Input records —
☆ ☆ ☆

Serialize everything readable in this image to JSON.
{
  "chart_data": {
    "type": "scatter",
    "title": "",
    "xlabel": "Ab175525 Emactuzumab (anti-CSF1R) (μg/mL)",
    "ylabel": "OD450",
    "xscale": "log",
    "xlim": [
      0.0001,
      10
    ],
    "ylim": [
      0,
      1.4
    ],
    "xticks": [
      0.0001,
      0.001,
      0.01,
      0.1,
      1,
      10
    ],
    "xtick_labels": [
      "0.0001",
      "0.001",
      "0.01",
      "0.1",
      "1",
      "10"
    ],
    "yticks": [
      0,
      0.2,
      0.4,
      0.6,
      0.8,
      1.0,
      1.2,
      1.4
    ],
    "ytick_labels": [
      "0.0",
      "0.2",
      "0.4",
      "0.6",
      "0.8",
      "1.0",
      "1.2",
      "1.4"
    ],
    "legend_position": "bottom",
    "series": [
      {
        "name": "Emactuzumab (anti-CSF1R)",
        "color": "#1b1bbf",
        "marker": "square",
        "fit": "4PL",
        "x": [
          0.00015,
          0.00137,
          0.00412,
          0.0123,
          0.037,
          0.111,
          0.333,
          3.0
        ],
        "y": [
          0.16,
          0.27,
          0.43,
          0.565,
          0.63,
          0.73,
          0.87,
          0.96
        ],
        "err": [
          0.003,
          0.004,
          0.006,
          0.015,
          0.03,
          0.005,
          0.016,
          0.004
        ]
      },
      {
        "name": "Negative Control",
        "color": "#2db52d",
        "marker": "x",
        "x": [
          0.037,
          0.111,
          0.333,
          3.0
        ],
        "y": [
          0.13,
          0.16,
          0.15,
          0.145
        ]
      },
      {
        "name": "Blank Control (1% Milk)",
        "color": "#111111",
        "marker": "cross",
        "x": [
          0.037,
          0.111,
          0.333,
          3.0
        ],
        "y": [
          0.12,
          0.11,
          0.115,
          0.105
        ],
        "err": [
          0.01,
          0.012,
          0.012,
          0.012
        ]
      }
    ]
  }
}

☆ ☆ ☆

Without leaving anything out, give the entries again exactly.

Serialize everything readable in this image to JSON.
{
  "chart_data": {
    "type": "scatter",
    "title": "",
    "xlabel": "Ab175525 Emactuzumab (anti-CSF1R) (μg/mL)",
    "ylabel": "OD450",
    "xscale": "log",
    "xlim": [
      0.0001,
      10
    ],
    "ylim": [
      0,
      1.4
    ],
    "xticks": [
      0.0001,
      0.001,
      0.01,
      0.1,
      1,
      10
    ],
    "xtick_labels": [
      "0.0001",
      "0.001",
      "0.01",
      "0.1",
      "1",
      "10"
    ],
    "yticks": [
      0,
      0.2,
      0.4,
      0.6,
      0.8,
      1.0,
      1.2,
      1.4
    ],
    "ytick_labels": [
      "0.0",
      "0.2",
      "0.4",
      "0.6",
      "0.8",
      "1.0",
      "1.2",
      "1.4"
    ],
    "legend_position": "bottom",
    "series": [
      {
        "name": "Emactuzumab (anti-CSF1R)",
        "color": "#1b1bbf",
        "marker": "square",
        "fit": "4PL",
        "x": [
          0.00015,
          0.00137,
          0.00412,
          0.0123,
          0.037,
          0.111,
          0.333,
          3.0
        ],
        "y": [
          0.16,
          0.27,
          0.43,
          0.565,
          0.63,
          0.73,
          0.87,
          0.96
        ],
        "err": [
          0.003,
          0.004,
          0.006,
          0.015,
          0.03,
          0.005,
          0.016,
          0.004
        ]
      },
      {
        "name": "Negative Control",
        "color": "#2db52d",
        "marker": "x",
        "x": [
          0.037,
          0.111,
          0.333,
          3.0
        ],
        "y": [
          0.13,
          0.16,
          0.15,
          0.145
        ]
      },
      {
        "name": "Blank Control (1% Milk)",
        "color": "#111111",
        "marker": "cross",
        "x": [
          0.037,
          0.111,
          0.333,
          3.0
        ],
        "y": [
          0.12,
          0.11,
          0.115,
          0.105
        ],
        "err": [
          0.01,
          0.012,
          0.012,
          0.012
        ]
      }
    ]
  }
}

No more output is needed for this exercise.